# start of Data entries

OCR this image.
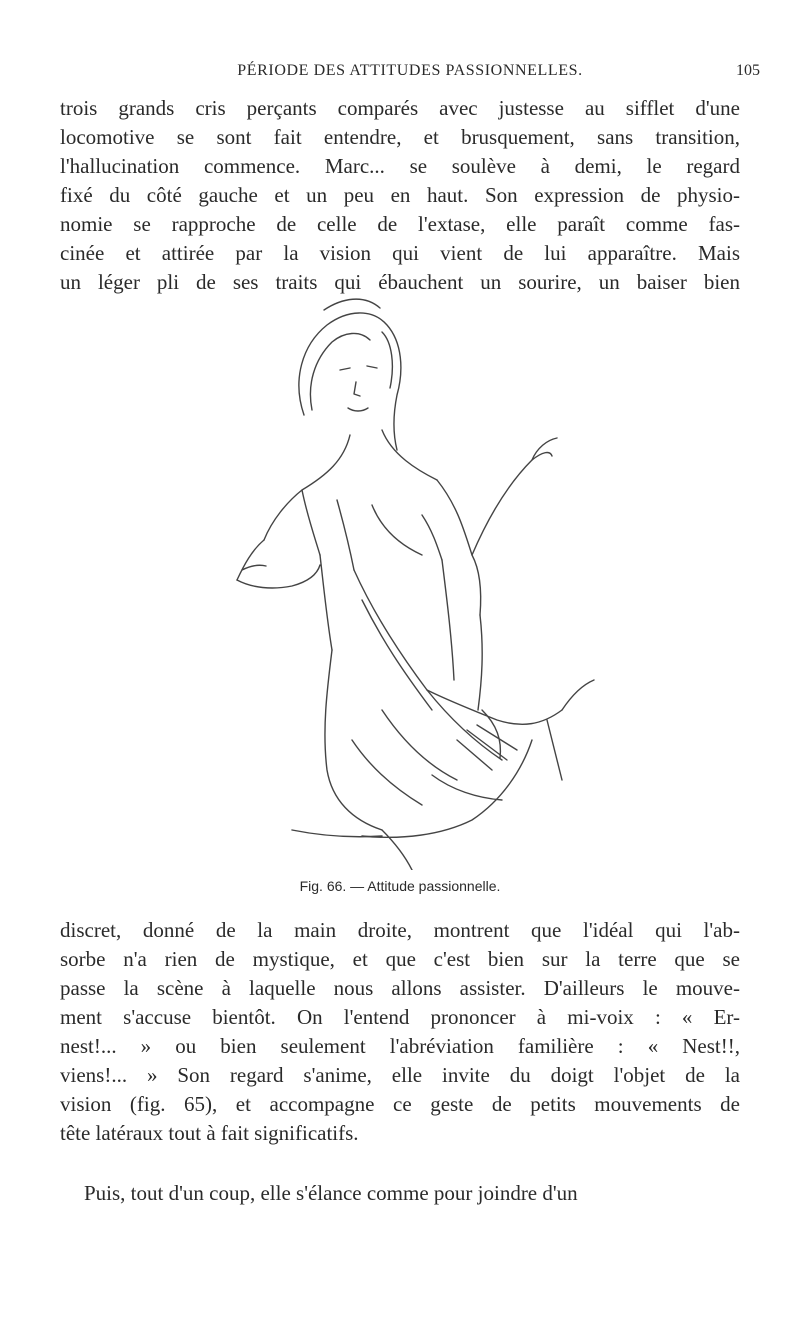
PÉRIODE DES ATTITUDES PASSIONNELLES.	105
trois grands cris perçants comparés avec justesse au sifflet d'une
locomotive se sont fait entendre, et brusquement, sans transition,
l'hallucination commence. Marc... se soulève à demi, le regard
fixé du côté gauche et un peu en haut. Son expression de physio-
nomie se rapproche de celle de l'extase, elle paraît comme fas-
cinée et attirée par la vision qui vient de lui apparaître. Mais
un léger pli de ses traits qui ébauchent un sourire, un baiser bien
Fig. 66. — Attitude passionnelle.
discret, donné de la main droite, montrent que l'idéal qui l'ab-
sorbe n'a rien de mystique, et que c'est bien sur la terre que se
passe la scène à laquelle nous allons assister. D'ailleurs le mouve-
ment s'accuse bientôt. On l'entend prononcer à mi-voix : « Er-
nest!... » ou bien seulement l'abréviation familière : « Nest!!,
viens!... » Son regard s'anime, elle invite du doigt l'objet de la
vision (fig. 65), et accompagne ce geste de petits mouvements de
tête latéraux tout à fait significatifs.
Puis, tout d'un coup, elle s'élance comme pour joindre d'un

# end of Data entries

Do not copy the pictures, but repeat every line exactly.

OCR this image.
PÉRIODE DES ATTITUDES PASSIONNELLES.	105
trois grands cris perçants comparés avec justesse au sifflet d'une
locomotive se sont fait entendre, et brusquement, sans transition,
l'hallucination commence. Marc... se soulève à demi, le regard
fixé du côté gauche et un peu en haut. Son expression de physio-
nomie se rapproche de celle de l'extase, elle paraît comme fas-
cinée et attirée par la vision qui vient de lui apparaître. Mais
un léger pli de ses traits qui ébauchent un sourire, un baiser bien
Fig. 66. — Attitude passionnelle.
discret, donné de la main droite, montrent que l'idéal qui l'ab-
sorbe n'a rien de mystique, et que c'est bien sur la terre que se
passe la scène à laquelle nous allons assister. D'ailleurs le mouve-
ment s'accuse bientôt. On l'entend prononcer à mi-voix : « Er-
nest!... » ou bien seulement l'abréviation familière : « Nest!!,
viens!... » Son regard s'anime, elle invite du doigt l'objet de la
vision (fig. 65), et accompagne ce geste de petits mouvements de
tête latéraux tout à fait significatifs.
Puis, tout d'un coup, elle s'élance comme pour joindre d'un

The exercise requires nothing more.